## Required work
Extract each line of the data below exactly as written.

Dataset entries:
-----
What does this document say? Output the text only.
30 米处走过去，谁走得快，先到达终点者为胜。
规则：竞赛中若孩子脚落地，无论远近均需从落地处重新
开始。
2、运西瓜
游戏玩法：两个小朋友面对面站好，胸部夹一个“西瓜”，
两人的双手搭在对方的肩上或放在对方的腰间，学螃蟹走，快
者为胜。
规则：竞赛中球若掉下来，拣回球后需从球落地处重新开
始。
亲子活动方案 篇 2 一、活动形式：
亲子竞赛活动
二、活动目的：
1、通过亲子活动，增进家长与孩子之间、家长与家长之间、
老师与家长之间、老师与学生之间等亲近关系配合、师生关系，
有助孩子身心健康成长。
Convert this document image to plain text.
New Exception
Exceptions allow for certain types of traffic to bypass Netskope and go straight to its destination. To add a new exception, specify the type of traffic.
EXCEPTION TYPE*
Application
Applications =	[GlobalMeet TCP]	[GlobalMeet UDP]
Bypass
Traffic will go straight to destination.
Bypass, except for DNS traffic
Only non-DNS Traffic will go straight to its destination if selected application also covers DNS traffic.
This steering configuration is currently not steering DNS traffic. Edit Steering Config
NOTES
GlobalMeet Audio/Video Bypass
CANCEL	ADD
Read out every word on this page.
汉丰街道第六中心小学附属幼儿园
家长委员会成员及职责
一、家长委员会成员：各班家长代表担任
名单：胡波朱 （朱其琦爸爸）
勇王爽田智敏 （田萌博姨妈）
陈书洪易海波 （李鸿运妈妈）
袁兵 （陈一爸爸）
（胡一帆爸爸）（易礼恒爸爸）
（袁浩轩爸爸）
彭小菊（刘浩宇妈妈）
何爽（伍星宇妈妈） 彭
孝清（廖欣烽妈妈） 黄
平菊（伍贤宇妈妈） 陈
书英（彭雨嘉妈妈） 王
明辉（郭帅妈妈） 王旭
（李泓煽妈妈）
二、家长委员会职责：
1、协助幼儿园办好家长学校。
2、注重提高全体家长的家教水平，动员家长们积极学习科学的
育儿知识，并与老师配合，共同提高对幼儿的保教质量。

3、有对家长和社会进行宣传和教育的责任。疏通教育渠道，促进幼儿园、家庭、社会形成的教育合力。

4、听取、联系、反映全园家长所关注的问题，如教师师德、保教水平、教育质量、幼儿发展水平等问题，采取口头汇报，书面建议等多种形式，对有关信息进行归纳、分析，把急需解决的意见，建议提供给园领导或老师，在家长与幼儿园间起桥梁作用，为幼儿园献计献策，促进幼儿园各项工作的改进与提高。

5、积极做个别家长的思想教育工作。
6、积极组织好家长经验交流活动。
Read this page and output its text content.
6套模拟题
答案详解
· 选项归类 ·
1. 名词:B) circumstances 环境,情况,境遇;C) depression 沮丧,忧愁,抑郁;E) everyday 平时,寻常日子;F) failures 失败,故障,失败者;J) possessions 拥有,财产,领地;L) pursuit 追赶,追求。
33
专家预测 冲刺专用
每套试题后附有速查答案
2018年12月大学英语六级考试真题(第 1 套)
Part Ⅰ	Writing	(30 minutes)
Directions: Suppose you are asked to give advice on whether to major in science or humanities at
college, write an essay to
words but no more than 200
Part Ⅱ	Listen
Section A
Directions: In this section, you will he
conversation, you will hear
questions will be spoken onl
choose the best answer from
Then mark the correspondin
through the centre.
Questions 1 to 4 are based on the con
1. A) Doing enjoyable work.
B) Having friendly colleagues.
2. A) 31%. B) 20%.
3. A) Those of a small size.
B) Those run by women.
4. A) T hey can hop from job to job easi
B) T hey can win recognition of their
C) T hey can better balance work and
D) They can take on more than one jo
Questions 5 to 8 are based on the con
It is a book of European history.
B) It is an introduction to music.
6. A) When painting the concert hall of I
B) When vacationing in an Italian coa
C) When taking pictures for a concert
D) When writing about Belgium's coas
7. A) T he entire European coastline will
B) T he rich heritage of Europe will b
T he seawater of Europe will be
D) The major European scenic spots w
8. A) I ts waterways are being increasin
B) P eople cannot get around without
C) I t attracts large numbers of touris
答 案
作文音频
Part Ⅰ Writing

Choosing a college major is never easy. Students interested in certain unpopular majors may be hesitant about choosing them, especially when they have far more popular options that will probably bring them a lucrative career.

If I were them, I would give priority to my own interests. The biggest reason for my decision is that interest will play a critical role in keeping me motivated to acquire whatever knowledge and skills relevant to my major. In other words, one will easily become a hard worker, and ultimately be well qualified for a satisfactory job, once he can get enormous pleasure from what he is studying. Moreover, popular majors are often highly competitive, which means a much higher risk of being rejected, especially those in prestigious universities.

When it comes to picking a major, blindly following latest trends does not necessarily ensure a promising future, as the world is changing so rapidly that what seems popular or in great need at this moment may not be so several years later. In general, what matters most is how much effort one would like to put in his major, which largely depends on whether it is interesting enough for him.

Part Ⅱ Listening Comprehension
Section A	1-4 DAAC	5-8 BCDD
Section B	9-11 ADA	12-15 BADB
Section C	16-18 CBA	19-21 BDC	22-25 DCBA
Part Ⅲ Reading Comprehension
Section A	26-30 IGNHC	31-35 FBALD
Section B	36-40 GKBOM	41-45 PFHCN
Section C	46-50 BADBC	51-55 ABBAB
-----
## Output for this task
What does this document say? Output the text only.
30 米处走过去，谁走得快，先到达终点者为胜。
规则：竞赛中若孩子脚落地，无论远近均需从落地处重新
开始。
2、运西瓜
游戏玩法：两个小朋友面对面站好，胸部夹一个“西瓜”，
两人的双手搭在对方的肩上或放在对方的腰间，学螃蟹走，快
者为胜。
规则：竞赛中球若掉下来，拣回球后需从球落地处重新开
始。
亲子活动方案 篇 2 一、活动形式：
亲子竞赛活动
二、活动目的：
1、通过亲子活动，增进家长与孩子之间、家长与家长之间、
老师与家长之间、老师与学生之间等亲近关系配合、师生关系，
有助孩子身心健康成长。
Convert this document image to plain text.
New Exception
Exceptions allow for certain types of traffic to bypass Netskope and go straight to its destination. To add a new exception, specify the type of traffic.
EXCEPTION TYPE*
Application
Applications =	[GlobalMeet TCP]	[GlobalMeet UDP]
Bypass
Traffic will go straight to destination.
Bypass, except for DNS traffic
Only non-DNS Traffic will go straight to its destination if selected application also covers DNS traffic.
This steering configuration is currently not steering DNS traffic. Edit Steering Config
NOTES
GlobalMeet Audio/Video Bypass
CANCEL	ADD
Read out every word on this page.
汉丰街道第六中心小学附属幼儿园
家长委员会成员及职责
一、家长委员会成员：各班家长代表担任
名单：胡波朱 （朱其琦爸爸）
勇王爽田智敏 （田萌博姨妈）
陈书洪易海波 （李鸿运妈妈）
袁兵 （陈一爸爸）
（胡一帆爸爸）（易礼恒爸爸）
（袁浩轩爸爸）
彭小菊（刘浩宇妈妈）
何爽（伍星宇妈妈） 彭
孝清（廖欣烽妈妈） 黄
平菊（伍贤宇妈妈） 陈
书英（彭雨嘉妈妈） 王
明辉（郭帅妈妈） 王旭
（李泓煽妈妈）
二、家长委员会职责：
1、协助幼儿园办好家长学校。
2、注重提高全体家长的家教水平，动员家长们积极学习科学的
育儿知识，并与老师配合，共同提高对幼儿的保教质量。

3、有对家长和社会进行宣传和教育的责任。疏通教育渠道，促进幼儿园、家庭、社会形成的教育合力。

4、听取、联系、反映全园家长所关注的问题，如教师师德、保教水平、教育质量、幼儿发展水平等问题，采取口头汇报，书面建议等多种形式，对有关信息进行归纳、分析，把急需解决的意见，建议提供给园领导或老师，在家长与幼儿园间起桥梁作用，为幼儿园献计献策，促进幼儿园各项工作的改进与提高。

5、积极做个别家长的思想教育工作。
6、积极组织好家长经验交流活动。
Read this page and output its text content.
6套模拟题
答案详解
· 选项归类 ·
1. 名词:B) circumstances 环境,情况,境遇;C) depression 沮丧,忧愁,抑郁;E) everyday 平时,寻常日子;F) failures 失败,故障,失败者;J) possessions 拥有,财产,领地;L) pursuit 追赶,追求。
33
专家预测 冲刺专用
每套试题后附有速查答案
2018年12月大学英语六级考试真题(第 1 套)
Part Ⅰ	Writing	(30 minutes)
Directions: Suppose you are asked to give advice on whether to major in science or humanities at
college, write an essay to
words but no more than 200
Part Ⅱ	Listen
Section A
Directions: In this section, you will he
conversation, you will hear
questions will be spoken onl
choose the best answer from
Then mark the correspondin
through the centre.
Questions 1 to 4 are based on the con
1. A) Doing enjoyable work.
B) Having friendly colleagues.
2. A) 31%. B) 20%.
3. A) Those of a small size.
B) Those run by women.
4. A) T hey can hop from job to job easi
B) T hey can win recognition of their
C) T hey can better balance work and
D) They can take on more than one jo
Questions 5 to 8 are based on the con
It is a book of European history.
B) It is an introduction to music.
6. A) When painting the concert hall of I
B) When vacationing in an Italian coa
C) When taking pictures for a concert
D) When writing about Belgium's coas
7. A) T he entire European coastline will
B) T he rich heritage of Europe will b
T he seawater of Europe will be
D) The major European scenic spots w
8. A) I ts waterways are being increasin
B) P eople cannot get around without
C) I t attracts large numbers of touris
答 案
作文音频
Part Ⅰ Writing

Choosing a college major is never easy. Students interested in certain unpopular majors may be hesitant about choosing them, especially when they have far more popular options that will probably bring them a lucrative career.

If I were them, I would give priority to my own interests. The biggest reason for my decision is that interest will play a critical role in keeping me motivated to acquire whatever knowledge and skills relevant to my major. In other words, one will easily become a hard worker, and ultimately be well qualified for a satisfactory job, once he can get enormous pleasure from what he is studying. Moreover, popular majors are often highly competitive, which means a much higher risk of being rejected, especially those in prestigious universities.

When it comes to picking a major, blindly following latest trends does not necessarily ensure a promising future, as the world is changing so rapidly that what seems popular or in great need at this moment may not be so several years later. In general, what matters most is how much effort one would like to put in his major, which largely depends on whether it is interesting enough for him.

Part Ⅱ Listening Comprehension
Section A	1-4 DAAC	5-8 BCDD
Section B	9-11 ADA	12-15 BADB
Section C	16-18 CBA	19-21 BDC	22-25 DCBA
Part Ⅲ Reading Comprehension
Section A	26-30 IGNHC	31-35 FBALD
Section B	36-40 GKBOM	41-45 PFHCN
Section C	46-50 BADBC	51-55 ABBAB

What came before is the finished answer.